:: Source material ::
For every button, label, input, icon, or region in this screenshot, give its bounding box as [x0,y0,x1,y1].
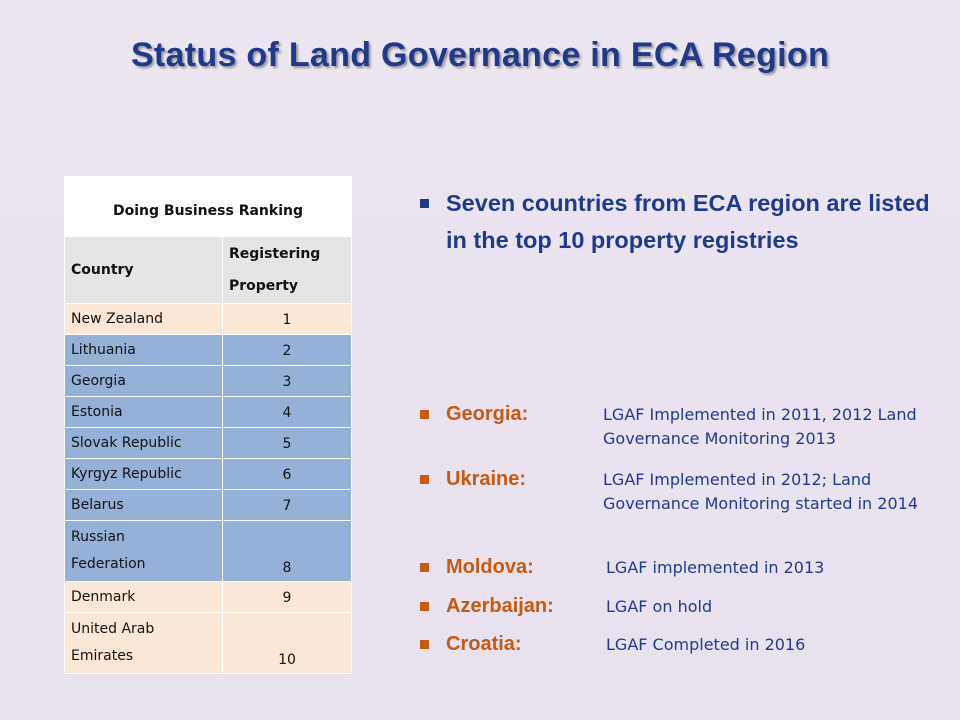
main-bullet-text: Seven countries from ECA region are list… [446,190,930,253]
page-title: Status of Land Governance in ECA Region [130,36,830,74]
table-caption: Doing Business Ranking [64,176,352,237]
rank-cell: 1 [222,303,352,335]
rank-cell: 4 [222,396,352,428]
country-bullet-detail: LGAF Completed in 2016 [606,635,806,654]
country-cell: Belarus [64,489,223,521]
country-bullet-label: Moldova: [446,556,534,578]
square-bullet-icon [420,602,429,611]
table-caption-row: Doing Business Ranking [64,176,352,237]
country-name-line2: Federation [71,556,146,572]
country-bullet-detail: LGAF implemented in 2013 [606,558,825,577]
column-header-line2: Property [229,278,299,294]
square-bullet-icon [420,640,429,649]
country-name-line1: Russian [71,529,125,545]
rank-cell: 6 [222,458,352,490]
rank-cell: 10 [222,612,352,674]
country-cell: New Zealand [64,303,223,335]
square-bullet-icon [420,563,429,572]
rank-cell: 2 [222,334,352,366]
table-row: Georgia 3 [64,365,352,397]
country-bullet-detail: LGAF on hold [606,597,713,616]
country-bullet-detail: LGAF Implemented in 2012; Land Governanc… [603,470,918,513]
country-cell: Lithuania [64,334,223,366]
country-cell: Russian Federation [64,520,223,582]
table-row: Kyrgyz Republic 6 [64,458,352,490]
country-cell: Estonia [64,396,223,428]
rank-cell: 8 [222,520,352,582]
column-header-country: Country [64,236,223,304]
table-row: New Zealand 1 [64,303,352,335]
table-row: Russian Federation 8 [64,520,352,582]
column-header-registering-property: Registering Property [222,236,352,304]
rank-cell: 7 [222,489,352,521]
country-name-line1: United Arab [71,621,155,637]
table-header-row: Country Registering Property [64,236,352,304]
country-bullet-detail: LGAF Implemented in 2011, 2012 Land Gove… [603,405,917,448]
table-row: Denmark 9 [64,581,352,613]
square-bullet-icon [420,199,429,208]
table-row: Belarus 7 [64,489,352,521]
rank-cell: 3 [222,365,352,397]
main-bullet-list: Seven countries from ECA region are list… [412,185,932,259]
country-bullet-label: Croatia: [446,633,522,655]
table-row: Estonia 4 [64,396,352,428]
country-cell: United Arab Emirates [64,612,223,674]
doing-business-table: Doing Business Ranking Country Registeri… [64,176,352,674]
country-name-line2: Emirates [71,648,134,664]
country-bullet-label: Georgia: [446,403,529,425]
table-row: Lithuania 2 [64,334,352,366]
country-bullet-label: Azerbaijan: [446,595,554,617]
country-cell: Denmark [64,581,223,613]
square-bullet-icon [420,410,429,419]
square-bullet-icon [420,475,429,484]
country-cell: Georgia [64,365,223,397]
country-cell: Kyrgyz Republic [64,458,223,490]
country-cell: Slovak Republic [64,427,223,459]
country-bullet-label: Ukraine: [446,468,527,490]
table-row: United Arab Emirates 10 [64,612,352,674]
table-row: Slovak Republic 5 [64,427,352,459]
rank-cell: 9 [222,581,352,613]
column-header-line1: Registering [229,246,321,262]
main-bullet: Seven countries from ECA region are list… [412,185,932,259]
rank-cell: 5 [222,427,352,459]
:::
• [What is needed]:
Output the data above as a Markdown table with the columns "Row" and "Line": one row per line, numbered in order, blank lines skipped. Don't include the pictures.

• [Solution for this exercise]:
| Row | Line |
|---|---|
| 1 | For every button, label, input, icon, or region in this screenshot, give its bounding box as [x0,y0,x1,y1]. |
| 2 | main-bullet-text: Seven countries from ECA region are list… [446,190,930,253] |
| 3 | page-title: Status of Land Governance in ECA Region [130,36,830,74] |
| 4 | table-caption: Doing Business Ranking [64,176,352,237] |
| 5 | rank-cell: 1 [222,303,352,335] |
| 6 | rank-cell: 4 [222,396,352,428] |
| 7 | country-bullet-detail: LGAF Completed in 2016 [606,635,806,654] |
| 8 | country-cell: Belarus [64,489,223,521] |
| 9 | country-bullet-label: Moldova: [446,556,534,578] |
| 10 | square-bullet-icon [420,602,429,611] |
| 11 | table-caption-row: Doing Business Ranking [64,176,352,237] |
| 12 | country-name-line2: Federation [71,556,146,572] |
| 13 | country-bullet-detail: LGAF implemented in 2013 [606,558,825,577] |
| 14 | column-header-line2: Property [229,278,299,294] |
| 15 | square-bullet-icon [420,640,429,649] |
| 16 | country-name-line1: Russian [71,529,125,545] |
| 17 | rank-cell: 6 [222,458,352,490] |
| 18 | rank-cell: 10 [222,612,352,674] |
| 19 | country-cell: New Zealand [64,303,223,335] |
| 20 | square-bullet-icon [420,563,429,572] |
| 21 | rank-cell: 2 [222,334,352,366] |
| 22 | table-row: Georgia 3 [64,365,352,397] |
| 23 | country-bullet-detail: LGAF on hold [606,597,713,616] |
| 24 | country-bullet-detail: LGAF Implemented in 2012; Land Governanc… [603,470,918,513] |
| 25 | country-cell: Lithuania [64,334,223,366] |
| 26 | country-cell: Russian Federation [64,520,223,582] |
| 27 | table-row: Kyrgyz Republic 6 [64,458,352,490] |
| 28 | country-cell: Estonia [64,396,223,428] |
| 29 | rank-cell: 8 [222,520,352,582] |
| 30 | column-header-country: Country [64,236,223,304] |
| 31 | table-row: New Zealand 1 [64,303,352,335] |
| 32 | table-row: Russian Federation 8 [64,520,352,582] |
| 33 | column-header-registering-property: Registering Property [222,236,352,304] |
| 34 | rank-cell: 7 [222,489,352,521] |
| 35 | country-name-line1: United Arab [71,621,155,637] |
| 36 | table-header-row: Country Registering Property [64,236,352,304] |
| 37 | country-bullet-detail: LGAF Implemented in 2011, 2012 Land Gove… [603,405,917,448] |
| 38 | table-row: Denmark 9 [64,581,352,613] |
| 39 | square-bullet-icon [420,199,429,208] |
| 40 | table-row: Belarus 7 [64,489,352,521] |
| 41 | rank-cell: 3 [222,365,352,397] |
| 42 | main-bullet-list: Seven countries from ECA region are list… [412,185,932,259] |
| 43 | country-bullet-label: Croatia: [446,633,522,655] |
| 44 | table-row: Estonia 4 [64,396,352,428] |
| 45 | country-cell: United Arab Emirates [64,612,223,674] |
| 46 | doing-business-table: Doing Business Ranking Country Registeri… [64,176,352,674] |
| 47 | country-name-line2: Emirates [71,648,134,664] |
| 48 | country-bullet-label: Georgia: [446,403,529,425] |
| 49 | table-row: Lithuania 2 [64,334,352,366] |
| 50 | country-bullet-label: Azerbaijan: [446,595,554,617] |
| 51 | country-cell: Denmark [64,581,223,613] |
| 52 | square-bullet-icon [420,410,429,419] |
| 53 | square-bullet-icon [420,475,429,484] |
| 54 | country-cell: Georgia [64,365,223,397] |
| 55 | country-cell: Kyrgyz Republic [64,458,223,490] |
| 56 | country-cell: Slovak Republic [64,427,223,459] |
| 57 | country-bullet-label: Ukraine: [446,468,527,490] |
| 58 | table-row: United Arab Emirates 10 [64,612,352,674] |
| 59 | table-row: Slovak Republic 5 [64,427,352,459] |
| 60 | rank-cell: 9 [222,581,352,613] |
| 61 | column-header-line1: Registering [229,246,321,262] |
| 62 | main-bullet: Seven countries from ECA region are list… [412,185,932,259] |
| 63 | rank-cell: 5 [222,427,352,459] |